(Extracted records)
:::::

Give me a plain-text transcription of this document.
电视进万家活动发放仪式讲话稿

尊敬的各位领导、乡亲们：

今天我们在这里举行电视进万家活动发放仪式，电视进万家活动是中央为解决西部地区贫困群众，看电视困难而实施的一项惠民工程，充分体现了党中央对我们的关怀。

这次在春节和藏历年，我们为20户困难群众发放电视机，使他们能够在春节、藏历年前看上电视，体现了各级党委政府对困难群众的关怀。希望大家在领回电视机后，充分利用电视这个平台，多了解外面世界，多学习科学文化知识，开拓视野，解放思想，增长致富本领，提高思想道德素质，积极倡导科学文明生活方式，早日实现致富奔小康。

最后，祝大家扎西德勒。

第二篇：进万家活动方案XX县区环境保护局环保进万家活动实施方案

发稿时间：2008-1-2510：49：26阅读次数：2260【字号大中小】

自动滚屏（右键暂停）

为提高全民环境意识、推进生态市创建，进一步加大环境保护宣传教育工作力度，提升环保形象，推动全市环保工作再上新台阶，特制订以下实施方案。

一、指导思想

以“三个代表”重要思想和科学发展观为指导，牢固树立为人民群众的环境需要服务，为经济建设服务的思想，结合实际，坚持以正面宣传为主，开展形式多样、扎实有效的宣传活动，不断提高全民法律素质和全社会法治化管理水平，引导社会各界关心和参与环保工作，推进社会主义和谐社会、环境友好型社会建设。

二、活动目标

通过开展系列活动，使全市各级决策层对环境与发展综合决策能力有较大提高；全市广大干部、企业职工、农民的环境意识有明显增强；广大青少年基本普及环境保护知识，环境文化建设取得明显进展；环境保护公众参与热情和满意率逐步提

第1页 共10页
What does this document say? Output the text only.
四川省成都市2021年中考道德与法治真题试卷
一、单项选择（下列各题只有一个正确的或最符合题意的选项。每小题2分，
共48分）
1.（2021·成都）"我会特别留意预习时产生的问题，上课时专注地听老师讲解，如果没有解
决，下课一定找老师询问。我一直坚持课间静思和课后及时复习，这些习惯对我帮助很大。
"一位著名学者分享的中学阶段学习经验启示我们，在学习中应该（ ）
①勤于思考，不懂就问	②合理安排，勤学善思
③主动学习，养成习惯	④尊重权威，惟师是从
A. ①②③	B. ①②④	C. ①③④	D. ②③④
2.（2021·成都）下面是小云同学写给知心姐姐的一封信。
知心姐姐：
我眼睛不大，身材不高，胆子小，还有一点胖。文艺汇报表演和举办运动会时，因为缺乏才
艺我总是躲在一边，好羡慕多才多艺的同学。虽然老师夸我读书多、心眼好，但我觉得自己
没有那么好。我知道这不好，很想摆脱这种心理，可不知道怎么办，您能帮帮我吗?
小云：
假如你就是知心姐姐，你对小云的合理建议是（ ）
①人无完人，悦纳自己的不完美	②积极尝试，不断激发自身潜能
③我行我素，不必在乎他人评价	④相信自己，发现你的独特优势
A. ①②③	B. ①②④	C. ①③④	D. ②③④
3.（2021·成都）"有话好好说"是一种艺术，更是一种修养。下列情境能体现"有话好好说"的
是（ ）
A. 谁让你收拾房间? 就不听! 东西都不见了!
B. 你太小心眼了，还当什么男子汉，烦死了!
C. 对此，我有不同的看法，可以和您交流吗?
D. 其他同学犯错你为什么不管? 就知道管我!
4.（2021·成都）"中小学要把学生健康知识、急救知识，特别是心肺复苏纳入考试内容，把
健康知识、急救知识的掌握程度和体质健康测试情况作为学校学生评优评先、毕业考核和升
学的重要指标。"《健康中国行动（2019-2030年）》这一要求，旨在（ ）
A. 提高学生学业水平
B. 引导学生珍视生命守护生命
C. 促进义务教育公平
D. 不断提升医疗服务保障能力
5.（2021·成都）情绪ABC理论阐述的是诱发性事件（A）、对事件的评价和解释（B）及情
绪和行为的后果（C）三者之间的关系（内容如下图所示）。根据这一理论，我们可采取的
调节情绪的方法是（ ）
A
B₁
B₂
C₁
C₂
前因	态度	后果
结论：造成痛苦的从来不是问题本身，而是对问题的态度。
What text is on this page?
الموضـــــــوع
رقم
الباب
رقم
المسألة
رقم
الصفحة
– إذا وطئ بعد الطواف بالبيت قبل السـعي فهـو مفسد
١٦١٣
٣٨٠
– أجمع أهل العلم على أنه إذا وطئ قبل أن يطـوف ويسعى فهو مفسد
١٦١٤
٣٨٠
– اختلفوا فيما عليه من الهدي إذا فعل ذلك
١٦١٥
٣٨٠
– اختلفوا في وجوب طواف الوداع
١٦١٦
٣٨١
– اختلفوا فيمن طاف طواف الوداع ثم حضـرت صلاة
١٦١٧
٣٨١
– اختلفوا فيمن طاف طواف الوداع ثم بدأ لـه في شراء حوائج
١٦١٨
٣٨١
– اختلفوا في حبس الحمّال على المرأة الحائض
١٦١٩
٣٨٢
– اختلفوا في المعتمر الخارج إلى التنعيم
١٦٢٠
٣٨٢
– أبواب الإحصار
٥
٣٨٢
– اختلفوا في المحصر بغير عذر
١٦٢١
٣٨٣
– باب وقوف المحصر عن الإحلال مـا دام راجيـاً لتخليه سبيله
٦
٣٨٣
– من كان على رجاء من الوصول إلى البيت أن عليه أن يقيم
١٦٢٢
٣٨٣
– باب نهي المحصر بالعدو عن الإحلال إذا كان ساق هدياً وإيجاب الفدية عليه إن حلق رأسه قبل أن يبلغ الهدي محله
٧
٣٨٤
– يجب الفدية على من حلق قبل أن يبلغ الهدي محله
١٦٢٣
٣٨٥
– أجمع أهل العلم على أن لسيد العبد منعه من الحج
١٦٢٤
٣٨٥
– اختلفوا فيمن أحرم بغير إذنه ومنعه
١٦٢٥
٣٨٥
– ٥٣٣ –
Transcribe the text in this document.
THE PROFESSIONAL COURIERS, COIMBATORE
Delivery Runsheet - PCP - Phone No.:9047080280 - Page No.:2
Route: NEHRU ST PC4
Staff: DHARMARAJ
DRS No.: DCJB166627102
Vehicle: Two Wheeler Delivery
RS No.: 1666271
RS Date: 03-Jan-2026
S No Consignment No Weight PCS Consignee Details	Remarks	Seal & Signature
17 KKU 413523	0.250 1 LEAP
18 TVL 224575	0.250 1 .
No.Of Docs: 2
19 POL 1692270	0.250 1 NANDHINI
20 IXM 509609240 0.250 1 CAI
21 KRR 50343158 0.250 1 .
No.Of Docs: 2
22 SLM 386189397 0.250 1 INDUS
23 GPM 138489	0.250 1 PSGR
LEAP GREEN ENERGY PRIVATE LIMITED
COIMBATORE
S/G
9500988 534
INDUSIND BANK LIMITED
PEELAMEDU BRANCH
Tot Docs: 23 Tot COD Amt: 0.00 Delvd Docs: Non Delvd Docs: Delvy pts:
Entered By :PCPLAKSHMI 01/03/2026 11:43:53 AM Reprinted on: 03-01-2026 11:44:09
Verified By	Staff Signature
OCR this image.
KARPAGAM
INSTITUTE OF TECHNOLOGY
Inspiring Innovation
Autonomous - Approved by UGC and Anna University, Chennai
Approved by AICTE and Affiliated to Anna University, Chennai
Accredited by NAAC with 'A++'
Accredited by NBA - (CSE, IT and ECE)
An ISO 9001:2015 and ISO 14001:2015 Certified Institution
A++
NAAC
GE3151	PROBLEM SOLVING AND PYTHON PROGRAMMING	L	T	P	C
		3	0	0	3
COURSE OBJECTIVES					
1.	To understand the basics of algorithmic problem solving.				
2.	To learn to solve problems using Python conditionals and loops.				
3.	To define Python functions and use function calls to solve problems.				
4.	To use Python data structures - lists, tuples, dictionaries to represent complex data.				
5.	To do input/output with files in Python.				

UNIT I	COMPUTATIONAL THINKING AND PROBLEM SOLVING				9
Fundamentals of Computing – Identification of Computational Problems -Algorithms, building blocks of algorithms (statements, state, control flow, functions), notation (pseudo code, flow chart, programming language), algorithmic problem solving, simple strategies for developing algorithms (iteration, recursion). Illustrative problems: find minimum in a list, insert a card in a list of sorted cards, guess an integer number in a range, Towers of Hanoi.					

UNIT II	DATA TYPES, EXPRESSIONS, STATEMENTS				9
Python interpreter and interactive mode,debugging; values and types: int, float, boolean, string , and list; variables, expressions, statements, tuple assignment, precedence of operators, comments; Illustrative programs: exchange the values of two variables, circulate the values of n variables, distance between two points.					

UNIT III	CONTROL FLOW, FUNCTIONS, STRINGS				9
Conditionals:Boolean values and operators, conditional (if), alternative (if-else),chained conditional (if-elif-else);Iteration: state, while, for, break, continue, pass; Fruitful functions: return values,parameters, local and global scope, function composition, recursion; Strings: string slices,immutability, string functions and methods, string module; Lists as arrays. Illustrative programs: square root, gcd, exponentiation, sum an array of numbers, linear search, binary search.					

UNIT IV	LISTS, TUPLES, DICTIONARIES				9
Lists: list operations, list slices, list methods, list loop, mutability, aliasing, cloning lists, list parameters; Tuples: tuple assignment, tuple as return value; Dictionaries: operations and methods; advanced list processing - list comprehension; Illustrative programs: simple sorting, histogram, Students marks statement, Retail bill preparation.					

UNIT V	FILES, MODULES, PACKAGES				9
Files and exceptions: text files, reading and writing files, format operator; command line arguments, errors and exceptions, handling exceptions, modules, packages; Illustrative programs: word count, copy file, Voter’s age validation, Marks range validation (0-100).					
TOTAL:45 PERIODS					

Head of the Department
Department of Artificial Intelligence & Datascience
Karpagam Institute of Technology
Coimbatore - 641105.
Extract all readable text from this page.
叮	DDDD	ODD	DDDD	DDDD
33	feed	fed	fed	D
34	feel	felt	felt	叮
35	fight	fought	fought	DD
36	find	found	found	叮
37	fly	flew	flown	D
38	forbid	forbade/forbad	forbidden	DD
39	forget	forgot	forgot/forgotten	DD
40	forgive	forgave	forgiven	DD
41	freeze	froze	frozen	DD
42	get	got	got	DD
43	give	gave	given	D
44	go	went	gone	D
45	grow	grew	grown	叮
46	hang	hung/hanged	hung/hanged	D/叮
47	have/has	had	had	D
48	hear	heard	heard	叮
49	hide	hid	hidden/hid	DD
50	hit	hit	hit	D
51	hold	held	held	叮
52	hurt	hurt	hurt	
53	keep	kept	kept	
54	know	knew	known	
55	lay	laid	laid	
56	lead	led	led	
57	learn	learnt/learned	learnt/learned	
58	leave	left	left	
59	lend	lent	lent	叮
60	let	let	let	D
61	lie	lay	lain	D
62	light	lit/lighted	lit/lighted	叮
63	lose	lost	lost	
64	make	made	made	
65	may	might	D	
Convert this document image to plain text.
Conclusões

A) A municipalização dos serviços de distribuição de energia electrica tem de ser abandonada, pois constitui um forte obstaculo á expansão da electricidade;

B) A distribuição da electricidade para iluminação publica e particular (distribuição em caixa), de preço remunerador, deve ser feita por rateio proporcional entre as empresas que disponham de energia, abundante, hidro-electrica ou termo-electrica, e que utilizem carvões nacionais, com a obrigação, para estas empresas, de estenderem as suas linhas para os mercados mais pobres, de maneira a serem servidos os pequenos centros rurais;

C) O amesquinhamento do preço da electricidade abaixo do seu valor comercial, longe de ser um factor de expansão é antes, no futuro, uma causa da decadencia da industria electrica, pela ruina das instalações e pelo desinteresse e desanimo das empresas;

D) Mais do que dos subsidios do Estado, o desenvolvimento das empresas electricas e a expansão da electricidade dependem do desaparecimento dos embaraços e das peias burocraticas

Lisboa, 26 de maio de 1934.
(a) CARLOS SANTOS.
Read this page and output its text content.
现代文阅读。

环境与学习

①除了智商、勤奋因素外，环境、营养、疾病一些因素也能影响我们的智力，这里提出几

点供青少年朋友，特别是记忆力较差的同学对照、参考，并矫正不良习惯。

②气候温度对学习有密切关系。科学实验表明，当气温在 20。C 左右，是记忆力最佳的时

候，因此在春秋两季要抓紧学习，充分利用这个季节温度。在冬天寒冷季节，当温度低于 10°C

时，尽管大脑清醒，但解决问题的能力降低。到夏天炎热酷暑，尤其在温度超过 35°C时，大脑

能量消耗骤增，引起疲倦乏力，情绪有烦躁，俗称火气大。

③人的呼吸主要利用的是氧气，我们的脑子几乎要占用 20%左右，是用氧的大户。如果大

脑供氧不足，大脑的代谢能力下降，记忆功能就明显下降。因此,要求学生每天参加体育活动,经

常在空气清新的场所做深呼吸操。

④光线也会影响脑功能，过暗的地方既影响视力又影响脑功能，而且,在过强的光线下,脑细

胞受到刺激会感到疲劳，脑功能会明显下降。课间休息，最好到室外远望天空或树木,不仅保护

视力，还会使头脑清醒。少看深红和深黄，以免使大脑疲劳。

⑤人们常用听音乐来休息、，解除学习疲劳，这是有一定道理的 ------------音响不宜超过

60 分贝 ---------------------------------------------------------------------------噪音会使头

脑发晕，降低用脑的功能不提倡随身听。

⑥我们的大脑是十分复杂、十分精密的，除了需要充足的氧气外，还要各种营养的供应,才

:::::

» Task requirements: Copy out each line of the records where the string "LIMITED" appears.

» The completed task:
LEAP GREEN ENERGY PRIVATE LIMITED
INDUSIND BANK LIMITED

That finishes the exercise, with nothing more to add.